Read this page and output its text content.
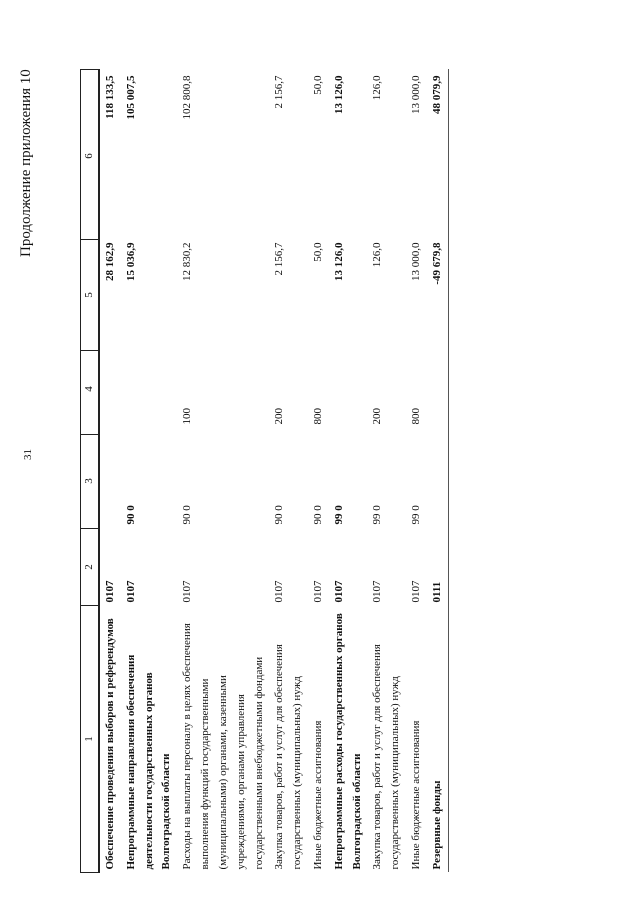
31
Продолжение приложения 10
1	2	3	4	5	6
Обеспечение проведения выборов и референдумов	0107			28 162,9	118 133,5
Непрограммные направления обеспечения деятельности государственных органов Волгоградской области	0107	90 0		15 036,9	105 007,5
Расходы на выплаты персоналу в целях обеспечения выполнения функций государственными (муниципальными) органами, казенными учреждениями, органами управления государственными внебюджетными фондами	0107	90 0	100	12 830,2	102 800,8
Закупка товаров, работ и услуг для обеспечения государственных (муниципальных) нужд	0107	90 0	200	2 156,7	2 156,7
Иные бюджетные ассигнования	0107	90 0	800	50,0	50,0
Непрограммные расходы государственных органов Волгоградской области	0107	99 0		13 126,0	13 126,0
Закупка товаров, работ и услуг для обеспечения государственных (муниципальных) нужд	0107	99 0	200	126,0	126,0
Иные бюджетные ассигнования	0107	99 0	800	13 000,0	13 000,0
Резервные фонды	0111			-49 679,8	48 079,9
= = = = =
Copy every line of the listing where the word "Закупка" appears.

Закупка товаров, работ и услуг для обеспечения государственных (муниципальных) нужд	0107	90 0	200	2 156,7	2 156,7
Закупка товаров, работ и услуг для обеспечения государственных (муниципальных) нужд	0107	99 0	200	126,0	126,0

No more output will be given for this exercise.